══ Task data ══

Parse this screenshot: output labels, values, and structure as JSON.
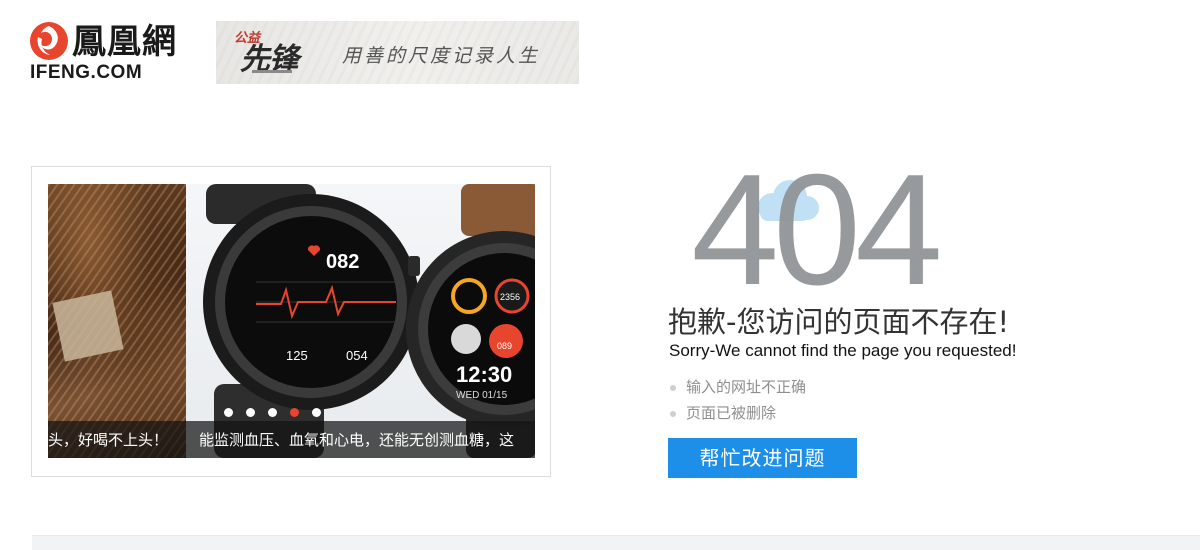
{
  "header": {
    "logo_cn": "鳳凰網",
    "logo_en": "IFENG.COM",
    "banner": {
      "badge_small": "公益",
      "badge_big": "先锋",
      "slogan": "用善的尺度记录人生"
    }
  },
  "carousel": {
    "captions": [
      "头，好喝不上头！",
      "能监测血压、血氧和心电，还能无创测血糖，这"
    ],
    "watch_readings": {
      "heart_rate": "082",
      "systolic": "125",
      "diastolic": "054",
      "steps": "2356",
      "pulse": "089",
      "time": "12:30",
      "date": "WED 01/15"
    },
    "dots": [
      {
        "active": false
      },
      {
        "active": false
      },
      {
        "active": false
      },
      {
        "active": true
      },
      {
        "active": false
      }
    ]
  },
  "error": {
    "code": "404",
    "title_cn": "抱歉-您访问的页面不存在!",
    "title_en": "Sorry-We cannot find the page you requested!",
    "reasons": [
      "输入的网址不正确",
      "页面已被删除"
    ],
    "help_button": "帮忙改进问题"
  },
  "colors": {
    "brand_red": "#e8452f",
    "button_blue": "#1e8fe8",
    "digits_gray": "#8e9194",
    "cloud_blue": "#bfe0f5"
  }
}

═══

→ Short task
Retype the data above exactly; pictures are not part of the copy.

→ Correct answer
Parse this screenshot: output labels, values, and structure as JSON.
{
  "header": {
    "logo_cn": "鳳凰網",
    "logo_en": "IFENG.COM",
    "banner": {
      "badge_small": "公益",
      "badge_big": "先锋",
      "slogan": "用善的尺度记录人生"
    }
  },
  "carousel": {
    "captions": [
      "头，好喝不上头！",
      "能监测血压、血氧和心电，还能无创测血糖，这"
    ],
    "watch_readings": {
      "heart_rate": "082",
      "systolic": "125",
      "diastolic": "054",
      "steps": "2356",
      "pulse": "089",
      "time": "12:30",
      "date": "WED 01/15"
    },
    "dots": [
      {
        "active": false
      },
      {
        "active": false
      },
      {
        "active": false
      },
      {
        "active": true
      },
      {
        "active": false
      }
    ]
  },
  "error": {
    "code": "404",
    "title_cn": "抱歉-您访问的页面不存在!",
    "title_en": "Sorry-We cannot find the page you requested!",
    "reasons": [
      "输入的网址不正确",
      "页面已被删除"
    ],
    "help_button": "帮忙改进问题"
  },
  "colors": {
    "brand_red": "#e8452f",
    "button_blue": "#1e8fe8",
    "digits_gray": "#8e9194",
    "cloud_blue": "#bfe0f5"
  }
}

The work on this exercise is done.